Victoria was merely a curtain-raiser to the real show, and ‘small beef’ were small beer compared to the ‘big, big beef’ they hoped to find in the wild interior. Much of the first week was spent sorting themselves out and stocking up with supplies for the six months of adventures that lay ahead. Their immediate plan was to drive two hundred miles to the small up-country town of Mamfe, which would be their springboard to the wilder country of the primeval rainforest that stretched all around.

On Monday, 5 January 1948, they finally set off in a manner to which they were soon to become accustomed. For a start, the lorry turned up four hours late and turned out to be crowded with the driver’s relatives, whom Gerald had to clear out, along with their household goods and livestock. The driver himself did not inspire much confidence, for as he was turning the lorry for loading he twice backed into the rest house wall and once into the hibiscus hedge. The expedition’s baggage was tossed into the back with such wild abandon that Gerald wondered if any of it would arrive intact in Mamfe. ‘I need not have worried,’ he noted later. ‘It turned out that only the most indispensable and irreplaceable things got broken.’ The name of the lorry – ‘The Godspeed’ – was painted in large white letters above the windscreen. ‘It was not until later,’ Gerald was to write, ‘that we discovered what a euphemism the name really was.’

So the great adventure began. Gerald’s letters to Mother (never published before) provide a raw and spontaneous day-by-day account of its gradual unfolding.

Eventually we were ready to start, and John and I got in the front, and sat there looking as regal as circumstances would let us. We whizzed out of Victoria and had got about five miles down the road, the lorry making a most impressive roaring noise, when there was a terrific gurk and the engine stopped. We got out of the lorry, and while the driver, with the rest of the staff, probed into the bowels of the engine, Pious (the steward) put cushions at the side of the road, poured out beer, and fanned the flies away from our recumbent forms. After half an hour everything was ready, and once again we set off, tearing madly along at about 15 m.p.h. Ten miles further on the damn thing broke down again, and the same process was repeated. Before we reached Kumba (the place where we had arranged to spend the night) we had broken down four times.

+ + + + +

• _The tasks_:
• A. Using the passage about the lorry journey to Mamfe, answer these questions:
(i) How far was the drive from Victoria to Mamfe planned to be?
(ii) What name was painted above the lorry's windscreen?
(iii) Where had the party arranged to spend the night?
• B. For each statement, say whether it agrees with the passage about the lorry journey to Mamfe, and quote the words that decide it:
(i) The lorry arrived at the scheduled time.
(ii) Pious served as the steward.
(iii) The lorry broke down three times before reaching Kumba.
• C. Pick up the passage about the lorry journey to Mamfe after its final sentence and continue the account.
The entries that come after this passage can be set aside; nothing here depends on them.

• _Information provided_:
+ + + + +

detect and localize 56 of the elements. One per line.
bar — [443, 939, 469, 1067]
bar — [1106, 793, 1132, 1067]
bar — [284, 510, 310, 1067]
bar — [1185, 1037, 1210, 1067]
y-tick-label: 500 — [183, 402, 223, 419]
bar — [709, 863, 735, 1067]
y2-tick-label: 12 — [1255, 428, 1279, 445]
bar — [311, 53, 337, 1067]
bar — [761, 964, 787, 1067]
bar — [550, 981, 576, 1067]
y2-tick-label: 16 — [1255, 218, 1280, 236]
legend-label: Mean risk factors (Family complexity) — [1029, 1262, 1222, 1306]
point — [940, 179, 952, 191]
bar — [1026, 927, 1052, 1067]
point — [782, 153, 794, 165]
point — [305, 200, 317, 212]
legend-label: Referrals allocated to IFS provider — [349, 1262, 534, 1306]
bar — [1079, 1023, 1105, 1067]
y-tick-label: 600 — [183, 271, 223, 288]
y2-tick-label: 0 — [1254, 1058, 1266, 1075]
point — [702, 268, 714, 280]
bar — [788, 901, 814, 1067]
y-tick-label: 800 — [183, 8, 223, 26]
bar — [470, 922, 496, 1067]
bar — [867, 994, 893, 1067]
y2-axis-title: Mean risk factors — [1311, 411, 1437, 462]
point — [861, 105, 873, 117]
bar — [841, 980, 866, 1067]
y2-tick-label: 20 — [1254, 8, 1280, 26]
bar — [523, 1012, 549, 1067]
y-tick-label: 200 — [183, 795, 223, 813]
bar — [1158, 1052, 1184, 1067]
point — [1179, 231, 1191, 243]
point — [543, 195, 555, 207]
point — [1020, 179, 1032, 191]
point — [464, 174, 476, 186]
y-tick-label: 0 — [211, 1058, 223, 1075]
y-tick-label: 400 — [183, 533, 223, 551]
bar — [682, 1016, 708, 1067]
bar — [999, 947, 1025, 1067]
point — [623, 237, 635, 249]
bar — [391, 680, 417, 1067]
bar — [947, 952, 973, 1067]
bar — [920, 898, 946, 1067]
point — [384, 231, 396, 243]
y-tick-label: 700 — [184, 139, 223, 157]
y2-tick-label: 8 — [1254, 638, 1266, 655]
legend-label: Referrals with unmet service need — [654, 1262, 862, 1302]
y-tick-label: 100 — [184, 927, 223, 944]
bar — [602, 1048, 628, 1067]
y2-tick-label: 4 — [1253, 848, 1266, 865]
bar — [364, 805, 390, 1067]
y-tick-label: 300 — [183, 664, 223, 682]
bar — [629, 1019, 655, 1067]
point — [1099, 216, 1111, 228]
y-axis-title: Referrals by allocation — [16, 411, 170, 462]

+ + + + +

• _Answers by task_:
• A.
(i) Two hundred miles.
(ii) 'The Godspeed'.
(iii) Kumba.

• B.
(i) No: "the lorry turned up four hours late"
(ii) Yes: "Pious (the steward)"
(iii) No: "we had broken down four times"

• C.
About ten miles out of Victoria the palm nut plantations gave place to forest proper, and John and I just sat with our mouths open, in a sort of daze. You have no idea how beautiful it was: giant trees, hundreds of feet high, leaned over the road, each one festooned with tree ferns, long strands of grey moss, and lianas as thick as my body. On the solitary telegraph wire sat lots of kingfishers, each no bigger than a sparrow, orange and blue in colour. In the trees flocks of hornbills were feeding, and on the rocks along the sides of the road there were lots of a very beautiful kind of lizard, with orange head, bright Prussian blue body and tail, and splashed with red and yellow and grass-green all over. They are unbelievably bright in the sun. Once there was a great shout from the back of the lorry and we pulled up quickly under the impression that the cook had fallen out and been killed. It turned out they had seen a Nile monitor (a lizard about three feet long – John thought nearer to four feet) by the side of the road. We all rushed back and spread out in a circle. We closed in on it and it made a dash at the driver, who, thinking that discretion was the better part of valour, ran like hell. The last we saw of it was a tail going into the bush.

The country is very hilly, and all thickly forested. Each hill we went up we had to put up with the frightful noise made by the driver with his gear box. Every time we came down the other side we had to cross a river in a deep ravine, spanned by what John calls a ‘death trap’ – four planks with a few rotten beams, no railings or anything pansy like that. After about the fourth we got quite used to them and we could open our eyes a bit.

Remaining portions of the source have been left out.